### EXERCISE
Please copy the records below without changes, starting at the first line and ending at the line that contains "status-time-left: 9:41 — [40, 28, 70, 45]", with both of those lines included.

### DATA PROVIDED

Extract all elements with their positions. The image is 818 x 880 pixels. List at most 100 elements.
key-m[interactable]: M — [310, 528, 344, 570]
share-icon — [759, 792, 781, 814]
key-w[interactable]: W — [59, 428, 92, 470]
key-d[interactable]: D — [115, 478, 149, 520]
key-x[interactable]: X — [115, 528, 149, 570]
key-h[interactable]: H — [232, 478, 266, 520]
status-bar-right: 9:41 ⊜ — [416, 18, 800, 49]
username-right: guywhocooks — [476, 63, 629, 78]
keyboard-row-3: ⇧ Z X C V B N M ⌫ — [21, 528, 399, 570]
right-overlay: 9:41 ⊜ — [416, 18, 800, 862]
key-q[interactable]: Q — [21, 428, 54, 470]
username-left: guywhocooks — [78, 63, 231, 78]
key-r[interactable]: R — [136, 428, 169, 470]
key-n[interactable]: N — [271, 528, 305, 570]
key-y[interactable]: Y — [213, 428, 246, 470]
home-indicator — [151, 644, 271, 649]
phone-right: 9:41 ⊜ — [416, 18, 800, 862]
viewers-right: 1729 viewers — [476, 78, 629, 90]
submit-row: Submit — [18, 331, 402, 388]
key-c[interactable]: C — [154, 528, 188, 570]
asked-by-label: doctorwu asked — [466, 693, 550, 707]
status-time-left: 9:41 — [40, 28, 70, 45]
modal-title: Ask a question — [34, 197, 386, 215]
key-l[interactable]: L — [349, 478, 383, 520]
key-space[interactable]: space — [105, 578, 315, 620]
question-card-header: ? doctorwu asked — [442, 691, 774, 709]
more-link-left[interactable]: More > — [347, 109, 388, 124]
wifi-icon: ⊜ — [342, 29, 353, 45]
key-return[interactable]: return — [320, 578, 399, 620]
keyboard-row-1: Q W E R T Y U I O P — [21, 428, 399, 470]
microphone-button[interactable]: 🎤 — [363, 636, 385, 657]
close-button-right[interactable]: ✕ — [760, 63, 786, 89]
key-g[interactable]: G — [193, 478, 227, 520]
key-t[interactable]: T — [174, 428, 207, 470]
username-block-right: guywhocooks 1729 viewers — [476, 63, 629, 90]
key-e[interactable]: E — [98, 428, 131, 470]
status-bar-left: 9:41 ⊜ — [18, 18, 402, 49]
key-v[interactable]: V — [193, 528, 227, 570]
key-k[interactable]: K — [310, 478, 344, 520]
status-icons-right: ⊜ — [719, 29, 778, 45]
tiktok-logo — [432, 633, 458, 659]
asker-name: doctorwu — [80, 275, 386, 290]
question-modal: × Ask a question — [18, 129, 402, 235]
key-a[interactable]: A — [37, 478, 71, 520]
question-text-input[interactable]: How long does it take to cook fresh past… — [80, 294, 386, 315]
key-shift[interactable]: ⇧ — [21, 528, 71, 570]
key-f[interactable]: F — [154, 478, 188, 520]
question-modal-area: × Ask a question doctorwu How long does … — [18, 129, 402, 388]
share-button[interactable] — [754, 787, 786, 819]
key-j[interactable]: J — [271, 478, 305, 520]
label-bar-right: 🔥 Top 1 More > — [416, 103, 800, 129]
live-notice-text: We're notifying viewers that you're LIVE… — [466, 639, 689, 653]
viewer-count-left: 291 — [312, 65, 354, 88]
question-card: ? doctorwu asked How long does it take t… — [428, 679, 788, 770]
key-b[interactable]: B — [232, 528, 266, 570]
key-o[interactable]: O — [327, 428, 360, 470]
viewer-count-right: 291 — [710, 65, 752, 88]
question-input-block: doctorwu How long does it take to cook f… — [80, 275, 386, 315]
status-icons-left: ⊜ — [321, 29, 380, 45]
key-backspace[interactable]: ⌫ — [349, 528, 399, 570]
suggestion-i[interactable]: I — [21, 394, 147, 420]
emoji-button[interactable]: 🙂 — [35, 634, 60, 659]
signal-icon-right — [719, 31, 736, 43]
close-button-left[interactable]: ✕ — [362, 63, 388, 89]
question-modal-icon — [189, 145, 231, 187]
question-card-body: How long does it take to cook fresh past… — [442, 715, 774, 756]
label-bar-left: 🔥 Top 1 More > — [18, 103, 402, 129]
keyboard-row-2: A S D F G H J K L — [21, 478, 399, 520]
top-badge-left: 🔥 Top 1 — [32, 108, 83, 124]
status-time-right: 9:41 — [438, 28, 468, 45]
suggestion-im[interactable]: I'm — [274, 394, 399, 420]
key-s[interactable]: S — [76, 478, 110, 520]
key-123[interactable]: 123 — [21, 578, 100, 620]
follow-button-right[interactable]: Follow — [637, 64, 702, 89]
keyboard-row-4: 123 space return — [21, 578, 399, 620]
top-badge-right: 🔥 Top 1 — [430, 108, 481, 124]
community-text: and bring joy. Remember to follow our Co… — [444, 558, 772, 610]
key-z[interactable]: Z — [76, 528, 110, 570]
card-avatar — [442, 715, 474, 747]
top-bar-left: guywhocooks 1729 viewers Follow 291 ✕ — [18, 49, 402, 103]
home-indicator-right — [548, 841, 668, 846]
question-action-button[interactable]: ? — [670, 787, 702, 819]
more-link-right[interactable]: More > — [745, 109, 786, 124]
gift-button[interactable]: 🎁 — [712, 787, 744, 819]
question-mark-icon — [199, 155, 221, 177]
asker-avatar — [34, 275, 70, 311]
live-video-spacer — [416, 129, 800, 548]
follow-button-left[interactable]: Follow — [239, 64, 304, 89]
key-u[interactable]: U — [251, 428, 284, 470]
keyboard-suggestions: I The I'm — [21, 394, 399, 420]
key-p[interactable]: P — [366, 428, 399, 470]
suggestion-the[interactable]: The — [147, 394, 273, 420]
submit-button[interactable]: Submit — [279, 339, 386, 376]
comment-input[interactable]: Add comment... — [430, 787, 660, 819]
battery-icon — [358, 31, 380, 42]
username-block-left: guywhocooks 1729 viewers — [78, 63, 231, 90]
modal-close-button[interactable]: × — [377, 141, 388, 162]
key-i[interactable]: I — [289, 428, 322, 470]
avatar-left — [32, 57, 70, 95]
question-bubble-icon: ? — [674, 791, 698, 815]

### TASK ANSWER
Extract all elements with their positions. The image is 818 x 880 pixels. List at most 100 elements.
key-m[interactable]: M — [310, 528, 344, 570]
share-icon — [759, 792, 781, 814]
key-w[interactable]: W — [59, 428, 92, 470]
key-d[interactable]: D — [115, 478, 149, 520]
key-x[interactable]: X — [115, 528, 149, 570]
key-h[interactable]: H — [232, 478, 266, 520]
status-bar-right: 9:41 ⊜ — [416, 18, 800, 49]
username-right: guywhocooks — [476, 63, 629, 78]
keyboard-row-3: ⇧ Z X C V B N M ⌫ — [21, 528, 399, 570]
right-overlay: 9:41 ⊜ — [416, 18, 800, 862]
key-q[interactable]: Q — [21, 428, 54, 470]
username-left: guywhocooks — [78, 63, 231, 78]
key-r[interactable]: R — [136, 428, 169, 470]
key-n[interactable]: N — [271, 528, 305, 570]
key-y[interactable]: Y — [213, 428, 246, 470]
home-indicator — [151, 644, 271, 649]
phone-right: 9:41 ⊜ — [416, 18, 800, 862]
viewers-right: 1729 viewers — [476, 78, 629, 90]
submit-row: Submit — [18, 331, 402, 388]
key-c[interactable]: C — [154, 528, 188, 570]
asked-by-label: doctorwu asked — [466, 693, 550, 707]
status-time-left: 9:41 — [40, 28, 70, 45]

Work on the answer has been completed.